> **Task**
Images should be left out, and everything else in the listing reproduced exactly.

[Collected data]
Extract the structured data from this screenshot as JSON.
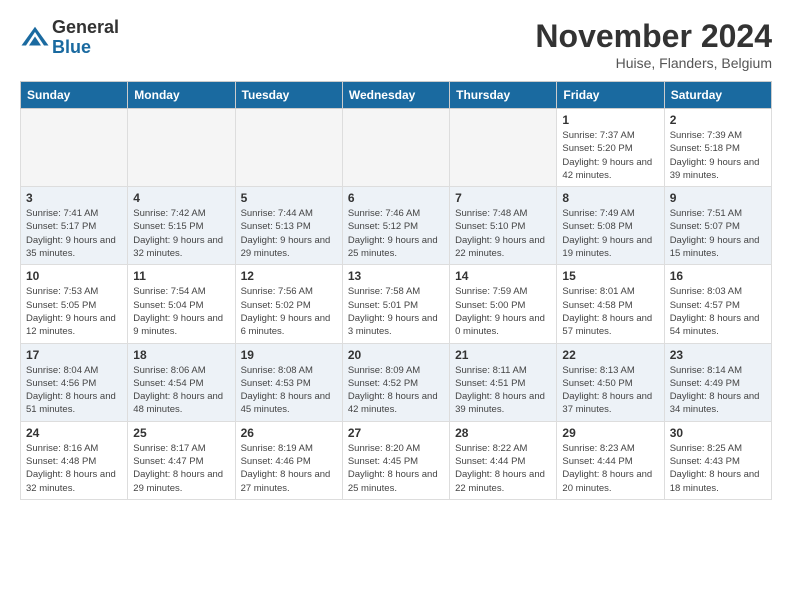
{
  "header": {
    "logo_general": "General",
    "logo_blue": "Blue",
    "month_year": "November 2024",
    "location": "Huise, Flanders, Belgium"
  },
  "weekdays": [
    "Sunday",
    "Monday",
    "Tuesday",
    "Wednesday",
    "Thursday",
    "Friday",
    "Saturday"
  ],
  "weeks": [
    [
      {
        "day": "",
        "info": ""
      },
      {
        "day": "",
        "info": ""
      },
      {
        "day": "",
        "info": ""
      },
      {
        "day": "",
        "info": ""
      },
      {
        "day": "",
        "info": ""
      },
      {
        "day": "1",
        "info": "Sunrise: 7:37 AM\nSunset: 5:20 PM\nDaylight: 9 hours and 42 minutes."
      },
      {
        "day": "2",
        "info": "Sunrise: 7:39 AM\nSunset: 5:18 PM\nDaylight: 9 hours and 39 minutes."
      }
    ],
    [
      {
        "day": "3",
        "info": "Sunrise: 7:41 AM\nSunset: 5:17 PM\nDaylight: 9 hours and 35 minutes."
      },
      {
        "day": "4",
        "info": "Sunrise: 7:42 AM\nSunset: 5:15 PM\nDaylight: 9 hours and 32 minutes."
      },
      {
        "day": "5",
        "info": "Sunrise: 7:44 AM\nSunset: 5:13 PM\nDaylight: 9 hours and 29 minutes."
      },
      {
        "day": "6",
        "info": "Sunrise: 7:46 AM\nSunset: 5:12 PM\nDaylight: 9 hours and 25 minutes."
      },
      {
        "day": "7",
        "info": "Sunrise: 7:48 AM\nSunset: 5:10 PM\nDaylight: 9 hours and 22 minutes."
      },
      {
        "day": "8",
        "info": "Sunrise: 7:49 AM\nSunset: 5:08 PM\nDaylight: 9 hours and 19 minutes."
      },
      {
        "day": "9",
        "info": "Sunrise: 7:51 AM\nSunset: 5:07 PM\nDaylight: 9 hours and 15 minutes."
      }
    ],
    [
      {
        "day": "10",
        "info": "Sunrise: 7:53 AM\nSunset: 5:05 PM\nDaylight: 9 hours and 12 minutes."
      },
      {
        "day": "11",
        "info": "Sunrise: 7:54 AM\nSunset: 5:04 PM\nDaylight: 9 hours and 9 minutes."
      },
      {
        "day": "12",
        "info": "Sunrise: 7:56 AM\nSunset: 5:02 PM\nDaylight: 9 hours and 6 minutes."
      },
      {
        "day": "13",
        "info": "Sunrise: 7:58 AM\nSunset: 5:01 PM\nDaylight: 9 hours and 3 minutes."
      },
      {
        "day": "14",
        "info": "Sunrise: 7:59 AM\nSunset: 5:00 PM\nDaylight: 9 hours and 0 minutes."
      },
      {
        "day": "15",
        "info": "Sunrise: 8:01 AM\nSunset: 4:58 PM\nDaylight: 8 hours and 57 minutes."
      },
      {
        "day": "16",
        "info": "Sunrise: 8:03 AM\nSunset: 4:57 PM\nDaylight: 8 hours and 54 minutes."
      }
    ],
    [
      {
        "day": "17",
        "info": "Sunrise: 8:04 AM\nSunset: 4:56 PM\nDaylight: 8 hours and 51 minutes."
      },
      {
        "day": "18",
        "info": "Sunrise: 8:06 AM\nSunset: 4:54 PM\nDaylight: 8 hours and 48 minutes."
      },
      {
        "day": "19",
        "info": "Sunrise: 8:08 AM\nSunset: 4:53 PM\nDaylight: 8 hours and 45 minutes."
      },
      {
        "day": "20",
        "info": "Sunrise: 8:09 AM\nSunset: 4:52 PM\nDaylight: 8 hours and 42 minutes."
      },
      {
        "day": "21",
        "info": "Sunrise: 8:11 AM\nSunset: 4:51 PM\nDaylight: 8 hours and 39 minutes."
      },
      {
        "day": "22",
        "info": "Sunrise: 8:13 AM\nSunset: 4:50 PM\nDaylight: 8 hours and 37 minutes."
      },
      {
        "day": "23",
        "info": "Sunrise: 8:14 AM\nSunset: 4:49 PM\nDaylight: 8 hours and 34 minutes."
      }
    ],
    [
      {
        "day": "24",
        "info": "Sunrise: 8:16 AM\nSunset: 4:48 PM\nDaylight: 8 hours and 32 minutes."
      },
      {
        "day": "25",
        "info": "Sunrise: 8:17 AM\nSunset: 4:47 PM\nDaylight: 8 hours and 29 minutes."
      },
      {
        "day": "26",
        "info": "Sunrise: 8:19 AM\nSunset: 4:46 PM\nDaylight: 8 hours and 27 minutes."
      },
      {
        "day": "27",
        "info": "Sunrise: 8:20 AM\nSunset: 4:45 PM\nDaylight: 8 hours and 25 minutes."
      },
      {
        "day": "28",
        "info": "Sunrise: 8:22 AM\nSunset: 4:44 PM\nDaylight: 8 hours and 22 minutes."
      },
      {
        "day": "29",
        "info": "Sunrise: 8:23 AM\nSunset: 4:44 PM\nDaylight: 8 hours and 20 minutes."
      },
      {
        "day": "30",
        "info": "Sunrise: 8:25 AM\nSunset: 4:43 PM\nDaylight: 8 hours and 18 minutes."
      }
    ]
  ]
}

> **Exercise answer**
Extract the structured data from this screenshot as JSON.
{
  "header": {
    "logo_general": "General",
    "logo_blue": "Blue",
    "month_year": "November 2024",
    "location": "Huise, Flanders, Belgium"
  },
  "weekdays": [
    "Sunday",
    "Monday",
    "Tuesday",
    "Wednesday",
    "Thursday",
    "Friday",
    "Saturday"
  ],
  "weeks": [
    [
      {
        "day": "",
        "info": ""
      },
      {
        "day": "",
        "info": ""
      },
      {
        "day": "",
        "info": ""
      },
      {
        "day": "",
        "info": ""
      },
      {
        "day": "",
        "info": ""
      },
      {
        "day": "1",
        "info": "Sunrise: 7:37 AM\nSunset: 5:20 PM\nDaylight: 9 hours and 42 minutes."
      },
      {
        "day": "2",
        "info": "Sunrise: 7:39 AM\nSunset: 5:18 PM\nDaylight: 9 hours and 39 minutes."
      }
    ],
    [
      {
        "day": "3",
        "info": "Sunrise: 7:41 AM\nSunset: 5:17 PM\nDaylight: 9 hours and 35 minutes."
      },
      {
        "day": "4",
        "info": "Sunrise: 7:42 AM\nSunset: 5:15 PM\nDaylight: 9 hours and 32 minutes."
      },
      {
        "day": "5",
        "info": "Sunrise: 7:44 AM\nSunset: 5:13 PM\nDaylight: 9 hours and 29 minutes."
      },
      {
        "day": "6",
        "info": "Sunrise: 7:46 AM\nSunset: 5:12 PM\nDaylight: 9 hours and 25 minutes."
      },
      {
        "day": "7",
        "info": "Sunrise: 7:48 AM\nSunset: 5:10 PM\nDaylight: 9 hours and 22 minutes."
      },
      {
        "day": "8",
        "info": "Sunrise: 7:49 AM\nSunset: 5:08 PM\nDaylight: 9 hours and 19 minutes."
      },
      {
        "day": "9",
        "info": "Sunrise: 7:51 AM\nSunset: 5:07 PM\nDaylight: 9 hours and 15 minutes."
      }
    ],
    [
      {
        "day": "10",
        "info": "Sunrise: 7:53 AM\nSunset: 5:05 PM\nDaylight: 9 hours and 12 minutes."
      },
      {
        "day": "11",
        "info": "Sunrise: 7:54 AM\nSunset: 5:04 PM\nDaylight: 9 hours and 9 minutes."
      },
      {
        "day": "12",
        "info": "Sunrise: 7:56 AM\nSunset: 5:02 PM\nDaylight: 9 hours and 6 minutes."
      },
      {
        "day": "13",
        "info": "Sunrise: 7:58 AM\nSunset: 5:01 PM\nDaylight: 9 hours and 3 minutes."
      },
      {
        "day": "14",
        "info": "Sunrise: 7:59 AM\nSunset: 5:00 PM\nDaylight: 9 hours and 0 minutes."
      },
      {
        "day": "15",
        "info": "Sunrise: 8:01 AM\nSunset: 4:58 PM\nDaylight: 8 hours and 57 minutes."
      },
      {
        "day": "16",
        "info": "Sunrise: 8:03 AM\nSunset: 4:57 PM\nDaylight: 8 hours and 54 minutes."
      }
    ],
    [
      {
        "day": "17",
        "info": "Sunrise: 8:04 AM\nSunset: 4:56 PM\nDaylight: 8 hours and 51 minutes."
      },
      {
        "day": "18",
        "info": "Sunrise: 8:06 AM\nSunset: 4:54 PM\nDaylight: 8 hours and 48 minutes."
      },
      {
        "day": "19",
        "info": "Sunrise: 8:08 AM\nSunset: 4:53 PM\nDaylight: 8 hours and 45 minutes."
      },
      {
        "day": "20",
        "info": "Sunrise: 8:09 AM\nSunset: 4:52 PM\nDaylight: 8 hours and 42 minutes."
      },
      {
        "day": "21",
        "info": "Sunrise: 8:11 AM\nSunset: 4:51 PM\nDaylight: 8 hours and 39 minutes."
      },
      {
        "day": "22",
        "info": "Sunrise: 8:13 AM\nSunset: 4:50 PM\nDaylight: 8 hours and 37 minutes."
      },
      {
        "day": "23",
        "info": "Sunrise: 8:14 AM\nSunset: 4:49 PM\nDaylight: 8 hours and 34 minutes."
      }
    ],
    [
      {
        "day": "24",
        "info": "Sunrise: 8:16 AM\nSunset: 4:48 PM\nDaylight: 8 hours and 32 minutes."
      },
      {
        "day": "25",
        "info": "Sunrise: 8:17 AM\nSunset: 4:47 PM\nDaylight: 8 hours and 29 minutes."
      },
      {
        "day": "26",
        "info": "Sunrise: 8:19 AM\nSunset: 4:46 PM\nDaylight: 8 hours and 27 minutes."
      },
      {
        "day": "27",
        "info": "Sunrise: 8:20 AM\nSunset: 4:45 PM\nDaylight: 8 hours and 25 minutes."
      },
      {
        "day": "28",
        "info": "Sunrise: 8:22 AM\nSunset: 4:44 PM\nDaylight: 8 hours and 22 minutes."
      },
      {
        "day": "29",
        "info": "Sunrise: 8:23 AM\nSunset: 4:44 PM\nDaylight: 8 hours and 20 minutes."
      },
      {
        "day": "30",
        "info": "Sunrise: 8:25 AM\nSunset: 4:43 PM\nDaylight: 8 hours and 18 minutes."
      }
    ]
  ]
}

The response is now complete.